> **Task**: Transcribe every line exactly and omit anything that is a picture.

======== Input material ========

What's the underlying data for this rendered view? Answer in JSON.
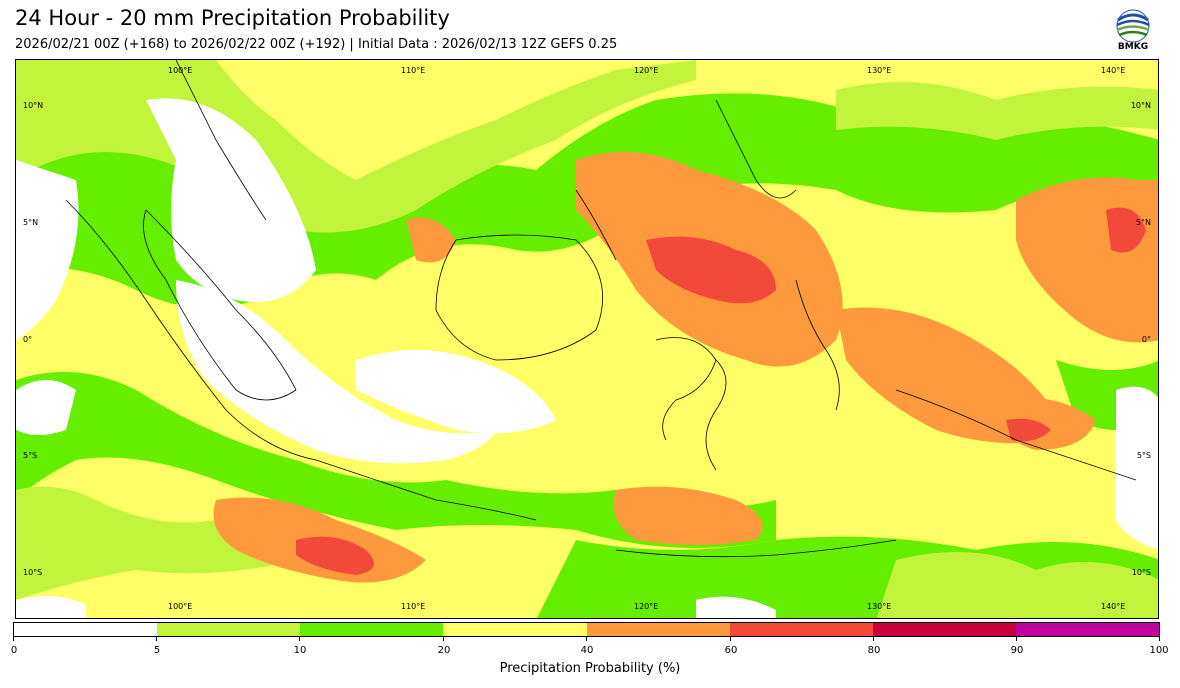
{
  "header": {
    "title": "24 Hour - 20 mm Precipitation Probability",
    "subtitle": "2026/02/21 00Z (+168) to 2026/02/22 00Z (+192) | Initial Data : 2026/02/13 12Z GEFS 0.25",
    "logo_text": "BMKG"
  },
  "map": {
    "lon_labels": [
      "100°E",
      "110°E",
      "120°E",
      "130°E",
      "140°E"
    ],
    "lat_labels": [
      "10°N",
      "5°N",
      "0°",
      "5°S",
      "10°S"
    ],
    "colors": {
      "c0": "#ffffff",
      "c5": "#c2f43c",
      "c10": "#66ee00",
      "c20": "#ffff66",
      "c40": "#fe9a3d",
      "c60": "#f24a3a",
      "c80": "#c8003c",
      "c90": "#c000a0"
    }
  },
  "colorbar": {
    "ticks": [
      "0",
      "5",
      "10",
      "20",
      "40",
      "60",
      "80",
      "90",
      "100"
    ],
    "label": "Precipitation Probability (%)"
  }
}
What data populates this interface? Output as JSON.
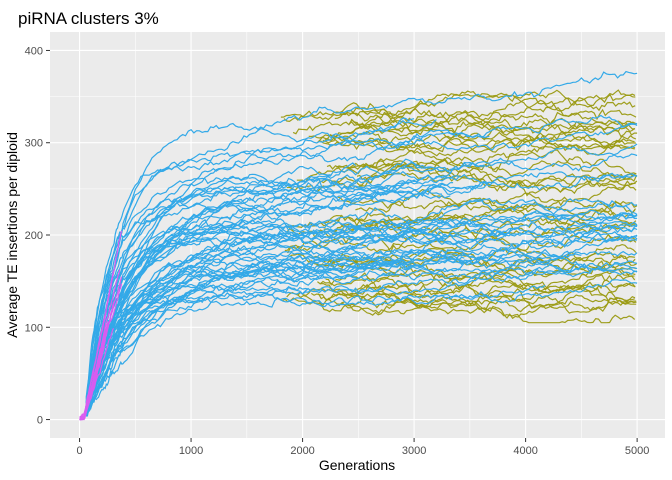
{
  "chart_data": {
    "type": "line",
    "title": "piRNA clusters 3%",
    "xlabel": "Generations",
    "ylabel": "Average TE insertions per diploid",
    "xlim": [
      -265,
      5250
    ],
    "ylim": [
      -20,
      420
    ],
    "x_ticks": [
      0,
      1000,
      2000,
      3000,
      4000,
      5000
    ],
    "x_tick_labels": [
      "0",
      "1000",
      "2000",
      "3000",
      "4000",
      "5000"
    ],
    "y_ticks": [
      0,
      100,
      200,
      300,
      400
    ],
    "y_tick_labels": [
      "0",
      "100",
      "200",
      "300",
      "400"
    ],
    "grid": true,
    "legend": "none",
    "colors": {
      "panel": "#ebebeb",
      "grid": "#ffffff",
      "blue": "#33a9e8",
      "olive": "#9a9a12",
      "magenta": "#d85cf0"
    },
    "series_groups": [
      {
        "color": "#d85cf0",
        "count": 15,
        "x": [
          0,
          30,
          60,
          90,
          120,
          150,
          180,
          210,
          240,
          270,
          300,
          330,
          360
        ],
        "example_values": [
          0,
          3,
          12,
          30,
          55,
          75,
          92,
          108,
          120,
          135,
          150,
          168,
          185
        ]
      },
      {
        "color": "#33a9e8",
        "count": 60,
        "x": [
          0,
          100,
          200,
          300,
          500,
          700,
          1000,
          1500,
          2000,
          2500,
          3000,
          3500,
          4000,
          4500,
          5000
        ],
        "example_final_range": [
          120,
          345
        ],
        "plateau_median": 205
      },
      {
        "color": "#9a9a12",
        "count": 45,
        "x": [
          1800,
          2500,
          3000,
          3500,
          4000,
          4500,
          5000
        ],
        "example_final_range": [
          108,
          368
        ],
        "plateau_median": 200
      }
    ]
  }
}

========

> **Answer for this exercise**:
What's the underlying data for this rendered view? Answer in JSON.
{
  "header": {
    "title": "24 Hour - 20 mm Precipitation Probability",
    "subtitle": "2026/02/21 00Z (+168) to 2026/02/22 00Z (+192) | Initial Data : 2026/02/13 12Z GEFS 0.25",
    "logo_text": "BMKG"
  },
  "map": {
    "lon_labels": [
      "100°E",
      "110°E",
      "120°E",
      "130°E",
      "140°E"
    ],
    "lat_labels": [
      "10°N",
      "5°N",
      "0°",
      "5°S",
      "10°S"
    ],
    "colors": {
      "c0": "#ffffff",
      "c5": "#c2f43c",
      "c10": "#66ee00",
      "c20": "#ffff66",
      "c40": "#fe9a3d",
      "c60": "#f24a3a",
      "c80": "#c8003c",
      "c90": "#c000a0"
    }
  },
  "colorbar": {
    "ticks": [
      "0",
      "5",
      "10",
      "20",
      "40",
      "60",
      "80",
      "90",
      "100"
    ],
    "label": "Precipitation Probability (%)"
  }
}
What data populates this interface? Output as JSON.
{
  "chart_data": {
    "type": "line",
    "title": "piRNA clusters 3%",
    "xlabel": "Generations",
    "ylabel": "Average TE insertions per diploid",
    "xlim": [
      -265,
      5250
    ],
    "ylim": [
      -20,
      420
    ],
    "x_ticks": [
      0,
      1000,
      2000,
      3000,
      4000,
      5000
    ],
    "x_tick_labels": [
      "0",
      "1000",
      "2000",
      "3000",
      "4000",
      "5000"
    ],
    "y_ticks": [
      0,
      100,
      200,
      300,
      400
    ],
    "y_tick_labels": [
      "0",
      "100",
      "200",
      "300",
      "400"
    ],
    "grid": true,
    "legend": "none",
    "colors": {
      "panel": "#ebebeb",
      "grid": "#ffffff",
      "blue": "#33a9e8",
      "olive": "#9a9a12",
      "magenta": "#d85cf0"
    },
    "series_groups": [
      {
        "color": "#d85cf0",
        "count": 15,
        "x": [
          0,
          30,
          60,
          90,
          120,
          150,
          180,
          210,
          240,
          270,
          300,
          330,
          360
        ],
        "example_values": [
          0,
          3,
          12,
          30,
          55,
          75,
          92,
          108,
          120,
          135,
          150,
          168,
          185
        ]
      },
      {
        "color": "#33a9e8",
        "count": 60,
        "x": [
          0,
          100,
          200,
          300,
          500,
          700,
          1000,
          1500,
          2000,
          2500,
          3000,
          3500,
          4000,
          4500,
          5000
        ],
        "example_final_range": [
          120,
          345
        ],
        "plateau_median": 205
      },
      {
        "color": "#9a9a12",
        "count": 45,
        "x": [
          1800,
          2500,
          3000,
          3500,
          4000,
          4500,
          5000
        ],
        "example_final_range": [
          108,
          368
        ],
        "plateau_median": 200
      }
    ]
  }
}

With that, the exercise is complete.